### SHORT EXERCISE
Without altering anything, output the material below.

### SOURCE DATA
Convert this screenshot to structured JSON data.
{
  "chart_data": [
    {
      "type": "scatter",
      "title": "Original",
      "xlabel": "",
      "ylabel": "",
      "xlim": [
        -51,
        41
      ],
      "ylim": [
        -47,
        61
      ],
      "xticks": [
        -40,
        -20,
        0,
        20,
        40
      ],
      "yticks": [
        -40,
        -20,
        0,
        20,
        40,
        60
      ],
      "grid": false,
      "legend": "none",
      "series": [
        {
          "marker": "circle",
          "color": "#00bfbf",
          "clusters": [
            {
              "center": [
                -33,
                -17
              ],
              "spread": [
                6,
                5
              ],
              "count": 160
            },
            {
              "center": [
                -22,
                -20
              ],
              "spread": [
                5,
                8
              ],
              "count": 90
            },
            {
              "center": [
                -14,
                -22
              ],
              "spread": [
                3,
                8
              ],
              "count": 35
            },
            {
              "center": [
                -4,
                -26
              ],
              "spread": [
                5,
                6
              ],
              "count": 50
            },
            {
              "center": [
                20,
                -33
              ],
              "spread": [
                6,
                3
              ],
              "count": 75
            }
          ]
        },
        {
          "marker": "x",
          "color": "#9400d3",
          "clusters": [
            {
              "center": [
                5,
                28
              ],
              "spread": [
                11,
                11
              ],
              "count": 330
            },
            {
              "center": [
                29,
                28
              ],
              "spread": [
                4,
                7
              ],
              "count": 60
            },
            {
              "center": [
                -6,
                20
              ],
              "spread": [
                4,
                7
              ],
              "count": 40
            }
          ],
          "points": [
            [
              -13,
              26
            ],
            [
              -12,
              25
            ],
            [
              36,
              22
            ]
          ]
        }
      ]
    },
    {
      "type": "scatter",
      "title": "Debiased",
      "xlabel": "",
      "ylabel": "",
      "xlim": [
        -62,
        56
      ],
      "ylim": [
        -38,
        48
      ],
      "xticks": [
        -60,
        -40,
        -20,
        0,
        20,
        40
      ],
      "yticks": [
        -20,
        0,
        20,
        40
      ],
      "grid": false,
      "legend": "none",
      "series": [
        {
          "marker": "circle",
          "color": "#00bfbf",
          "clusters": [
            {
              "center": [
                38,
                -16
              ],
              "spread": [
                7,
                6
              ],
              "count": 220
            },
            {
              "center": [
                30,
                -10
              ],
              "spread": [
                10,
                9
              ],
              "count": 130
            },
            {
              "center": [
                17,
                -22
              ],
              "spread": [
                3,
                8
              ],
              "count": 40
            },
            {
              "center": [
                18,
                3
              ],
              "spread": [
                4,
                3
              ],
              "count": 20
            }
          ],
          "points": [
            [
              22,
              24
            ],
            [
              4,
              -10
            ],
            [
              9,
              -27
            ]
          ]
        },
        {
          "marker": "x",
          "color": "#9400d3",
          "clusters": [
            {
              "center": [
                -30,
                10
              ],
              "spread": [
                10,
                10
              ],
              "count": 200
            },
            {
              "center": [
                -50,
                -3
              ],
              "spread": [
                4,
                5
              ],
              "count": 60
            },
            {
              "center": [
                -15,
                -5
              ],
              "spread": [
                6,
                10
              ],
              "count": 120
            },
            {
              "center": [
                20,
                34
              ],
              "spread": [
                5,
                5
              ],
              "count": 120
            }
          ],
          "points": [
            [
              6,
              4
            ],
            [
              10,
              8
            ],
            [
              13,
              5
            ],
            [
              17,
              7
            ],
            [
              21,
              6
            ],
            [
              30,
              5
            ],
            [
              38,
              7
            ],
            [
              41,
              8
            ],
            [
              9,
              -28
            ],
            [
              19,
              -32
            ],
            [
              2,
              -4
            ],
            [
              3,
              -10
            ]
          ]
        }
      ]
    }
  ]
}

### RESPONSE TO THIS EXERCISE
Convert this screenshot to structured JSON data.
{
  "chart_data": [
    {
      "type": "scatter",
      "title": "Original",
      "xlabel": "",
      "ylabel": "",
      "xlim": [
        -51,
        41
      ],
      "ylim": [
        -47,
        61
      ],
      "xticks": [
        -40,
        -20,
        0,
        20,
        40
      ],
      "yticks": [
        -40,
        -20,
        0,
        20,
        40,
        60
      ],
      "grid": false,
      "legend": "none",
      "series": [
        {
          "marker": "circle",
          "color": "#00bfbf",
          "clusters": [
            {
              "center": [
                -33,
                -17
              ],
              "spread": [
                6,
                5
              ],
              "count": 160
            },
            {
              "center": [
                -22,
                -20
              ],
              "spread": [
                5,
                8
              ],
              "count": 90
            },
            {
              "center": [
                -14,
                -22
              ],
              "spread": [
                3,
                8
              ],
              "count": 35
            },
            {
              "center": [
                -4,
                -26
              ],
              "spread": [
                5,
                6
              ],
              "count": 50
            },
            {
              "center": [
                20,
                -33
              ],
              "spread": [
                6,
                3
              ],
              "count": 75
            }
          ]
        },
        {
          "marker": "x",
          "color": "#9400d3",
          "clusters": [
            {
              "center": [
                5,
                28
              ],
              "spread": [
                11,
                11
              ],
              "count": 330
            },
            {
              "center": [
                29,
                28
              ],
              "spread": [
                4,
                7
              ],
              "count": 60
            },
            {
              "center": [
                -6,
                20
              ],
              "spread": [
                4,
                7
              ],
              "count": 40
            }
          ],
          "points": [
            [
              -13,
              26
            ],
            [
              -12,
              25
            ],
            [
              36,
              22
            ]
          ]
        }
      ]
    },
    {
      "type": "scatter",
      "title": "Debiased",
      "xlabel": "",
      "ylabel": "",
      "xlim": [
        -62,
        56
      ],
      "ylim": [
        -38,
        48
      ],
      "xticks": [
        -60,
        -40,
        -20,
        0,
        20,
        40
      ],
      "yticks": [
        -20,
        0,
        20,
        40
      ],
      "grid": false,
      "legend": "none",
      "series": [
        {
          "marker": "circle",
          "color": "#00bfbf",
          "clusters": [
            {
              "center": [
                38,
                -16
              ],
              "spread": [
                7,
                6
              ],
              "count": 220
            },
            {
              "center": [
                30,
                -10
              ],
              "spread": [
                10,
                9
              ],
              "count": 130
            },
            {
              "center": [
                17,
                -22
              ],
              "spread": [
                3,
                8
              ],
              "count": 40
            },
            {
              "center": [
                18,
                3
              ],
              "spread": [
                4,
                3
              ],
              "count": 20
            }
          ],
          "points": [
            [
              22,
              24
            ],
            [
              4,
              -10
            ],
            [
              9,
              -27
            ]
          ]
        },
        {
          "marker": "x",
          "color": "#9400d3",
          "clusters": [
            {
              "center": [
                -30,
                10
              ],
              "spread": [
                10,
                10
              ],
              "count": 200
            },
            {
              "center": [
                -50,
                -3
              ],
              "spread": [
                4,
                5
              ],
              "count": 60
            },
            {
              "center": [
                -15,
                -5
              ],
              "spread": [
                6,
                10
              ],
              "count": 120
            },
            {
              "center": [
                20,
                34
              ],
              "spread": [
                5,
                5
              ],
              "count": 120
            }
          ],
          "points": [
            [
              6,
              4
            ],
            [
              10,
              8
            ],
            [
              13,
              5
            ],
            [
              17,
              7
            ],
            [
              21,
              6
            ],
            [
              30,
              5
            ],
            [
              38,
              7
            ],
            [
              41,
              8
            ],
            [
              9,
              -28
            ],
            [
              19,
              -32
            ],
            [
              2,
              -4
            ],
            [
              3,
              -10
            ]
          ]
        }
      ]
    }
  ]
}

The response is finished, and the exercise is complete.